◆ What is required ◆
Each line in the entries below that holds the string "title" is to be listed.

━━━━━━━━━━━━━━━━━━━━

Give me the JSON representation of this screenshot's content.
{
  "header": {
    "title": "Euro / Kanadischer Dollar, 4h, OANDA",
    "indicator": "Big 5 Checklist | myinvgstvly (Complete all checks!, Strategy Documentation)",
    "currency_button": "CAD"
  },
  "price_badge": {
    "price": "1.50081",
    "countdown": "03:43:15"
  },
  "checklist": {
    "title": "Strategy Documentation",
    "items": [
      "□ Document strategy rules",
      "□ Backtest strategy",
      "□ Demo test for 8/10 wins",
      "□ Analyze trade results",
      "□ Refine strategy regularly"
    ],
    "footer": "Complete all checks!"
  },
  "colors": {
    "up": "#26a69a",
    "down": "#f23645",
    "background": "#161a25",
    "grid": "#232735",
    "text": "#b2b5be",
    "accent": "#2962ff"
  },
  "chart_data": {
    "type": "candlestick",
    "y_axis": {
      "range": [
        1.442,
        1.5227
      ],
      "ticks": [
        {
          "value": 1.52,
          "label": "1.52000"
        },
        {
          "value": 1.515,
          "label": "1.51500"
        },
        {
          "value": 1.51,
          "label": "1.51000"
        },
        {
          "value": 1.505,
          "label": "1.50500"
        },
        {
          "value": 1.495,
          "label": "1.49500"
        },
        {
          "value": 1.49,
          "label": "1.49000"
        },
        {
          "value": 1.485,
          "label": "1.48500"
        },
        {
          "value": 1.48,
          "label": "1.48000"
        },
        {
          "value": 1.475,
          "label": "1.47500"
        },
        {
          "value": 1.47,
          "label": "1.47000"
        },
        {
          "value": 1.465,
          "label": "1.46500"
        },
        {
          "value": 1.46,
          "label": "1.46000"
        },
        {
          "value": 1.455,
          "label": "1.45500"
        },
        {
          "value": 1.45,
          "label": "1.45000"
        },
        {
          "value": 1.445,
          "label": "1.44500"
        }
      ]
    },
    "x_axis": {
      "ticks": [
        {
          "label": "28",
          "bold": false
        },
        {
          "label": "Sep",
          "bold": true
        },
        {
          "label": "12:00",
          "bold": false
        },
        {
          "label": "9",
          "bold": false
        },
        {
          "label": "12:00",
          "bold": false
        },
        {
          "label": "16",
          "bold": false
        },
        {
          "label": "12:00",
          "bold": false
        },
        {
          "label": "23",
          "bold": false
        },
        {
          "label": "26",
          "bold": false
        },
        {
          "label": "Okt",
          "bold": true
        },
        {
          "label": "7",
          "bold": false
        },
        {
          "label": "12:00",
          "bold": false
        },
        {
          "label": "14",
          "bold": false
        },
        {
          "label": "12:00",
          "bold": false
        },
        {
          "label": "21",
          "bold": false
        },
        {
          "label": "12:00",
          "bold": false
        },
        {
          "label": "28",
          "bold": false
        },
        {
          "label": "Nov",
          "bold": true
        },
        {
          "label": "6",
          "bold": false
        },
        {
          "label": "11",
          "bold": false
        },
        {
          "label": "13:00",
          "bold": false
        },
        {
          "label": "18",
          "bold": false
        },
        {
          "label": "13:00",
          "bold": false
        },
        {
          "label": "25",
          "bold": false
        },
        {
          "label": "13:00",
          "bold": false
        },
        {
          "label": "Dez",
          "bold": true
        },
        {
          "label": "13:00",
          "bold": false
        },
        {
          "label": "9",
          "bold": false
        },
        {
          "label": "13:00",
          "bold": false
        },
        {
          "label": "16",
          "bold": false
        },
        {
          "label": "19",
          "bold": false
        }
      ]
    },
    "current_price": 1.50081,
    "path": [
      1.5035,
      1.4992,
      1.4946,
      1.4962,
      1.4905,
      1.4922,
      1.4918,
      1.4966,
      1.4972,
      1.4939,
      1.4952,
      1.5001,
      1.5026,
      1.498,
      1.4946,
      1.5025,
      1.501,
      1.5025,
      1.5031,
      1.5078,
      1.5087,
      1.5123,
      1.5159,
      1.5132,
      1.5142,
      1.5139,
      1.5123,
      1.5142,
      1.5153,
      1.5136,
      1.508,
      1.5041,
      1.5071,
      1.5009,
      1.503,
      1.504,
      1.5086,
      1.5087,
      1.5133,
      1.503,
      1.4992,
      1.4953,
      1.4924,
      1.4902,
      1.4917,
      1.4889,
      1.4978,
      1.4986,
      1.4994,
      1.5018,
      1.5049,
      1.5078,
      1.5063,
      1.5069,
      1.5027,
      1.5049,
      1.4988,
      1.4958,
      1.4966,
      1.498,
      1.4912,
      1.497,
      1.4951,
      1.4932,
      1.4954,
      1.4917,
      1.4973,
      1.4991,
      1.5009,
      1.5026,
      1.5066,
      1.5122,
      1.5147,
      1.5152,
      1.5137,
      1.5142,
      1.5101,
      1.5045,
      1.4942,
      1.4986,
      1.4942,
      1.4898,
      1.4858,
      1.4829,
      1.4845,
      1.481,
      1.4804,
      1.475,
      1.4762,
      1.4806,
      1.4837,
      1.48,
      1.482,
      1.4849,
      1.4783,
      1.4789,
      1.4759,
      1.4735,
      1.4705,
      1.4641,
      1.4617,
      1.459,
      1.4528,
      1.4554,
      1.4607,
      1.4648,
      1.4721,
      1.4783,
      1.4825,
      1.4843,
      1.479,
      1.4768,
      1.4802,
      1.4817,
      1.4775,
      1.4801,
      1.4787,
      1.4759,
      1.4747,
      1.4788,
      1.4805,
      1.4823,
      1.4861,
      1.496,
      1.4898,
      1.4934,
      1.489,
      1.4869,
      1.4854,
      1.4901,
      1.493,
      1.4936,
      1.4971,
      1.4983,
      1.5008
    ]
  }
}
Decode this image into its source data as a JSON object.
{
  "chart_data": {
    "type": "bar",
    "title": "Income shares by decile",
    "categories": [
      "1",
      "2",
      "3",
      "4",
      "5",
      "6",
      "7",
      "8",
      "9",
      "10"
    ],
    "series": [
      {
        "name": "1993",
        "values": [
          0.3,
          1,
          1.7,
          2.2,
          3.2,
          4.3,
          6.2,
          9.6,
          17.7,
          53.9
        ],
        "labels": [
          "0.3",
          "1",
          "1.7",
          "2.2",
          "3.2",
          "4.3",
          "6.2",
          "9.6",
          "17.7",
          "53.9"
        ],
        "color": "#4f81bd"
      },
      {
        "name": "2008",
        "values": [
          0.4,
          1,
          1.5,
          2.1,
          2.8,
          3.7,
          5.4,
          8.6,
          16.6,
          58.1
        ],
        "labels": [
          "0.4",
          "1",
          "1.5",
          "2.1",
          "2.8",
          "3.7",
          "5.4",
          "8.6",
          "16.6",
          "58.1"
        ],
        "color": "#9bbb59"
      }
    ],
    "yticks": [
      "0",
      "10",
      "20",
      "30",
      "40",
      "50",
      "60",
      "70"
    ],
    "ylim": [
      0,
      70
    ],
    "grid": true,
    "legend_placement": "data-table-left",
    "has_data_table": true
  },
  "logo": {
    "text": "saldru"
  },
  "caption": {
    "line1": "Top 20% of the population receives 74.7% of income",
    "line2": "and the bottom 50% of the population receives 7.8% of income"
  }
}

━━━━━━━━━━━━━━━━━━━━

◆ The completed task ◆
    "title": "Euro / Kanadischer Dollar, 4h, OANDA",
    "title": "Strategy Documentation",
    "title": "Income shares by decile",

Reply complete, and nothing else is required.